> _WHAT YOU ARE ASKED TO DO_
Write out each record again exactly as it stands.

> _SUPPLIED MATERIAL_
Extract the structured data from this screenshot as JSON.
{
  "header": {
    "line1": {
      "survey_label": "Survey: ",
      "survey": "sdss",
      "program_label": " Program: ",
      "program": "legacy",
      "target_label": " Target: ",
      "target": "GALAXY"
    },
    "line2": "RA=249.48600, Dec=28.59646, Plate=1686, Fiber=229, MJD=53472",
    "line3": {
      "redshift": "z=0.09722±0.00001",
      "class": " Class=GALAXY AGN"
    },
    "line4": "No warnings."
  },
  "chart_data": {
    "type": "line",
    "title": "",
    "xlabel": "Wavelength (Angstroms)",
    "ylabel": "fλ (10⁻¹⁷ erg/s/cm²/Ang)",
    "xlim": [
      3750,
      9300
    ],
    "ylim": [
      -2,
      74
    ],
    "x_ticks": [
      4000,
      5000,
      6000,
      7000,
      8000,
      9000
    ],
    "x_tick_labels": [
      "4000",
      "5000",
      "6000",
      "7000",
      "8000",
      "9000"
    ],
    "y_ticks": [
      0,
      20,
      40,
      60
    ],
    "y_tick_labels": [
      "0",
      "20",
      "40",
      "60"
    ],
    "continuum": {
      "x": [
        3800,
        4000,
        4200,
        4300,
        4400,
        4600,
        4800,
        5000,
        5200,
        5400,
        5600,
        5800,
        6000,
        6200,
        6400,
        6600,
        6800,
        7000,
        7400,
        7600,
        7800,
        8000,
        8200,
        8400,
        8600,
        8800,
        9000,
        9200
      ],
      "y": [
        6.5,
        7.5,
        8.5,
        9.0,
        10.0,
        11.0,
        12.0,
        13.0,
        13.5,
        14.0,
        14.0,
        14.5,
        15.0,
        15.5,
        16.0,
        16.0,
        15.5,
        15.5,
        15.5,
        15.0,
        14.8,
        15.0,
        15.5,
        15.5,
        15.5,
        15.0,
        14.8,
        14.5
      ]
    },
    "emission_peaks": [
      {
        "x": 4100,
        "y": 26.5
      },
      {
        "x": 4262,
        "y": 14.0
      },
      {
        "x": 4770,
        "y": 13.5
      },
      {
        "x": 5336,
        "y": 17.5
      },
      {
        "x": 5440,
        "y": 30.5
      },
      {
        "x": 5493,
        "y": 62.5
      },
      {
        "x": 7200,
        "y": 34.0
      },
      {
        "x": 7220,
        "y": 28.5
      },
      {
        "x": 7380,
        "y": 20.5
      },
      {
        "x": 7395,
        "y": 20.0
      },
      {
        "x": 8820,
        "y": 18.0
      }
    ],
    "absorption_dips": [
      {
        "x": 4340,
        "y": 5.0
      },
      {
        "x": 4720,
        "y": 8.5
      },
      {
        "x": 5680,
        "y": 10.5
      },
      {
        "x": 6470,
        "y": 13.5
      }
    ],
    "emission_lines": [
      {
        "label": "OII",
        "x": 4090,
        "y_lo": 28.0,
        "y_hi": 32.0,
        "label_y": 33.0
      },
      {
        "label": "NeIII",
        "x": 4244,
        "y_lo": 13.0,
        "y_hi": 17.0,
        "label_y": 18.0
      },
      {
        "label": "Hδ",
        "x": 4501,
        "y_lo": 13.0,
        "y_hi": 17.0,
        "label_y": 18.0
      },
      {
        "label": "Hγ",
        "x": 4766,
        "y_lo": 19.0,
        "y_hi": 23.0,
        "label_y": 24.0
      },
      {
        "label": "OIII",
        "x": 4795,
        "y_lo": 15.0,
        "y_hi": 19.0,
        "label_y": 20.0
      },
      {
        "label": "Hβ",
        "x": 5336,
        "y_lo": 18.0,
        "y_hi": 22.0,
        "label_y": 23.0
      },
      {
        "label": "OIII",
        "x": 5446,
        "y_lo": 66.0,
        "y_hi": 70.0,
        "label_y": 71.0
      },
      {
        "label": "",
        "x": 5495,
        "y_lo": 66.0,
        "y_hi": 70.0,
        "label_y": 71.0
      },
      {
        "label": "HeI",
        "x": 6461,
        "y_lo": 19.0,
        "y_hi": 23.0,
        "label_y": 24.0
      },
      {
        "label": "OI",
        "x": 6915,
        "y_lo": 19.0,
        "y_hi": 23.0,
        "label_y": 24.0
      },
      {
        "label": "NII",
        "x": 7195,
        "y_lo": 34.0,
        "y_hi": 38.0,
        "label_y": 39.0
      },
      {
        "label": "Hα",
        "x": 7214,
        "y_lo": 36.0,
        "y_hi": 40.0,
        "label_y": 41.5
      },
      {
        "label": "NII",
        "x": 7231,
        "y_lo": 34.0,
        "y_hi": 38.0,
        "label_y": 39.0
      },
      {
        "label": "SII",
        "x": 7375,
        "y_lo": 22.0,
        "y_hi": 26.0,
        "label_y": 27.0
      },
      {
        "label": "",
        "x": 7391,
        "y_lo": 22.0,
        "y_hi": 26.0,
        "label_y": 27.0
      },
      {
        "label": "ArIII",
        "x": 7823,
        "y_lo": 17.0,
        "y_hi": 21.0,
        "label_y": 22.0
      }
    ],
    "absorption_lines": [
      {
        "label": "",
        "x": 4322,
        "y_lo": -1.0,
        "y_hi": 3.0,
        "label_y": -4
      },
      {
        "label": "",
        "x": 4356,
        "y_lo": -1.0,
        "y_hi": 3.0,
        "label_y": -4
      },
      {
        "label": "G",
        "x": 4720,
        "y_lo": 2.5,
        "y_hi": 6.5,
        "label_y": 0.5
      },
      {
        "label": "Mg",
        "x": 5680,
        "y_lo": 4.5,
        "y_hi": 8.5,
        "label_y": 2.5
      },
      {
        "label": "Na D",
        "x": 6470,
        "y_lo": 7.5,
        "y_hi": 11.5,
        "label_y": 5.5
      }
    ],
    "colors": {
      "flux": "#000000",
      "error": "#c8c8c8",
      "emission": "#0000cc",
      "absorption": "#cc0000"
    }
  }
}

> _FULL ANSWER_
Extract the structured data from this screenshot as JSON.
{
  "header": {
    "line1": {
      "survey_label": "Survey: ",
      "survey": "sdss",
      "program_label": " Program: ",
      "program": "legacy",
      "target_label": " Target: ",
      "target": "GALAXY"
    },
    "line2": "RA=249.48600, Dec=28.59646, Plate=1686, Fiber=229, MJD=53472",
    "line3": {
      "redshift": "z=0.09722±0.00001",
      "class": " Class=GALAXY AGN"
    },
    "line4": "No warnings."
  },
  "chart_data": {
    "type": "line",
    "title": "",
    "xlabel": "Wavelength (Angstroms)",
    "ylabel": "fλ (10⁻¹⁷ erg/s/cm²/Ang)",
    "xlim": [
      3750,
      9300
    ],
    "ylim": [
      -2,
      74
    ],
    "x_ticks": [
      4000,
      5000,
      6000,
      7000,
      8000,
      9000
    ],
    "x_tick_labels": [
      "4000",
      "5000",
      "6000",
      "7000",
      "8000",
      "9000"
    ],
    "y_ticks": [
      0,
      20,
      40,
      60
    ],
    "y_tick_labels": [
      "0",
      "20",
      "40",
      "60"
    ],
    "continuum": {
      "x": [
        3800,
        4000,
        4200,
        4300,
        4400,
        4600,
        4800,
        5000,
        5200,
        5400,
        5600,
        5800,
        6000,
        6200,
        6400,
        6600,
        6800,
        7000,
        7400,
        7600,
        7800,
        8000,
        8200,
        8400,
        8600,
        8800,
        9000,
        9200
      ],
      "y": [
        6.5,
        7.5,
        8.5,
        9.0,
        10.0,
        11.0,
        12.0,
        13.0,
        13.5,
        14.0,
        14.0,
        14.5,
        15.0,
        15.5,
        16.0,
        16.0,
        15.5,
        15.5,
        15.5,
        15.0,
        14.8,
        15.0,
        15.5,
        15.5,
        15.5,
        15.0,
        14.8,
        14.5
      ]
    },
    "emission_peaks": [
      {
        "x": 4100,
        "y": 26.5
      },
      {
        "x": 4262,
        "y": 14.0
      },
      {
        "x": 4770,
        "y": 13.5
      },
      {
        "x": 5336,
        "y": 17.5
      },
      {
        "x": 5440,
        "y": 30.5
      },
      {
        "x": 5493,
        "y": 62.5
      },
      {
        "x": 7200,
        "y": 34.0
      },
      {
        "x": 7220,
        "y": 28.5
      },
      {
        "x": 7380,
        "y": 20.5
      },
      {
        "x": 7395,
        "y": 20.0
      },
      {
        "x": 8820,
        "y": 18.0
      }
    ],
    "absorption_dips": [
      {
        "x": 4340,
        "y": 5.0
      },
      {
        "x": 4720,
        "y": 8.5
      },
      {
        "x": 5680,
        "y": 10.5
      },
      {
        "x": 6470,
        "y": 13.5
      }
    ],
    "emission_lines": [
      {
        "label": "OII",
        "x": 4090,
        "y_lo": 28.0,
        "y_hi": 32.0,
        "label_y": 33.0
      },
      {
        "label": "NeIII",
        "x": 4244,
        "y_lo": 13.0,
        "y_hi": 17.0,
        "label_y": 18.0
      },
      {
        "label": "Hδ",
        "x": 4501,
        "y_lo": 13.0,
        "y_hi": 17.0,
        "label_y": 18.0
      },
      {
        "label": "Hγ",
        "x": 4766,
        "y_lo": 19.0,
        "y_hi": 23.0,
        "label_y": 24.0
      },
      {
        "label": "OIII",
        "x": 4795,
        "y_lo": 15.0,
        "y_hi": 19.0,
        "label_y": 20.0
      },
      {
        "label": "Hβ",
        "x": 5336,
        "y_lo": 18.0,
        "y_hi": 22.0,
        "label_y": 23.0
      },
      {
        "label": "OIII",
        "x": 5446,
        "y_lo": 66.0,
        "y_hi": 70.0,
        "label_y": 71.0
      },
      {
        "label": "",
        "x": 5495,
        "y_lo": 66.0,
        "y_hi": 70.0,
        "label_y": 71.0
      },
      {
        "label": "HeI",
        "x": 6461,
        "y_lo": 19.0,
        "y_hi": 23.0,
        "label_y": 24.0
      },
      {
        "label": "OI",
        "x": 6915,
        "y_lo": 19.0,
        "y_hi": 23.0,
        "label_y": 24.0
      },
      {
        "label": "NII",
        "x": 7195,
        "y_lo": 34.0,
        "y_hi": 38.0,
        "label_y": 39.0
      },
      {
        "label": "Hα",
        "x": 7214,
        "y_lo": 36.0,
        "y_hi": 40.0,
        "label_y": 41.5
      },
      {
        "label": "NII",
        "x": 7231,
        "y_lo": 34.0,
        "y_hi": 38.0,
        "label_y": 39.0
      },
      {
        "label": "SII",
        "x": 7375,
        "y_lo": 22.0,
        "y_hi": 26.0,
        "label_y": 27.0
      },
      {
        "label": "",
        "x": 7391,
        "y_lo": 22.0,
        "y_hi": 26.0,
        "label_y": 27.0
      },
      {
        "label": "ArIII",
        "x": 7823,
        "y_lo": 17.0,
        "y_hi": 21.0,
        "label_y": 22.0
      }
    ],
    "absorption_lines": [
      {
        "label": "",
        "x": 4322,
        "y_lo": -1.0,
        "y_hi": 3.0,
        "label_y": -4
      },
      {
        "label": "",
        "x": 4356,
        "y_lo": -1.0,
        "y_hi": 3.0,
        "label_y": -4
      },
      {
        "label": "G",
        "x": 4720,
        "y_lo": 2.5,
        "y_hi": 6.5,
        "label_y": 0.5
      },
      {
        "label": "Mg",
        "x": 5680,
        "y_lo": 4.5,
        "y_hi": 8.5,
        "label_y": 2.5
      },
      {
        "label": "Na D",
        "x": 6470,
        "y_lo": 7.5,
        "y_hi": 11.5,
        "label_y": 5.5
      }
    ],
    "colors": {
      "flux": "#000000",
      "error": "#c8c8c8",
      "emission": "#0000cc",
      "absorption": "#cc0000"
    }
  }
}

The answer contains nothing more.